WHAT TO DO
Each of the entries should be retyped precisely as it appears.

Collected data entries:
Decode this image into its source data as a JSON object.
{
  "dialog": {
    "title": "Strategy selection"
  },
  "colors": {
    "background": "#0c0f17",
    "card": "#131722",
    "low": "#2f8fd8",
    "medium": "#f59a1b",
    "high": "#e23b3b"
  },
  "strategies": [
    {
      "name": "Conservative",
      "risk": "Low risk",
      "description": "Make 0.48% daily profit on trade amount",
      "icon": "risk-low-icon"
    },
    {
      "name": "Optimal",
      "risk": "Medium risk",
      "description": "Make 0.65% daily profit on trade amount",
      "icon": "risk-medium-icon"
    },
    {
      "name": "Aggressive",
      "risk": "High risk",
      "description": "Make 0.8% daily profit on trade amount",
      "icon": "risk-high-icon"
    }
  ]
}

EXERCISE RESPONSE
Decode this image into its source data as a JSON object.
{
  "dialog": {
    "title": "Strategy selection"
  },
  "colors": {
    "background": "#0c0f17",
    "card": "#131722",
    "low": "#2f8fd8",
    "medium": "#f59a1b",
    "high": "#e23b3b"
  },
  "strategies": [
    {
      "name": "Conservative",
      "risk": "Low risk",
      "description": "Make 0.48% daily profit on trade amount",
      "icon": "risk-low-icon"
    },
    {
      "name": "Optimal",
      "risk": "Medium risk",
      "description": "Make 0.65% daily profit on trade amount",
      "icon": "risk-medium-icon"
    },
    {
      "name": "Aggressive",
      "risk": "High risk",
      "description": "Make 0.8% daily profit on trade amount",
      "icon": "risk-high-icon"
    }
  ]
}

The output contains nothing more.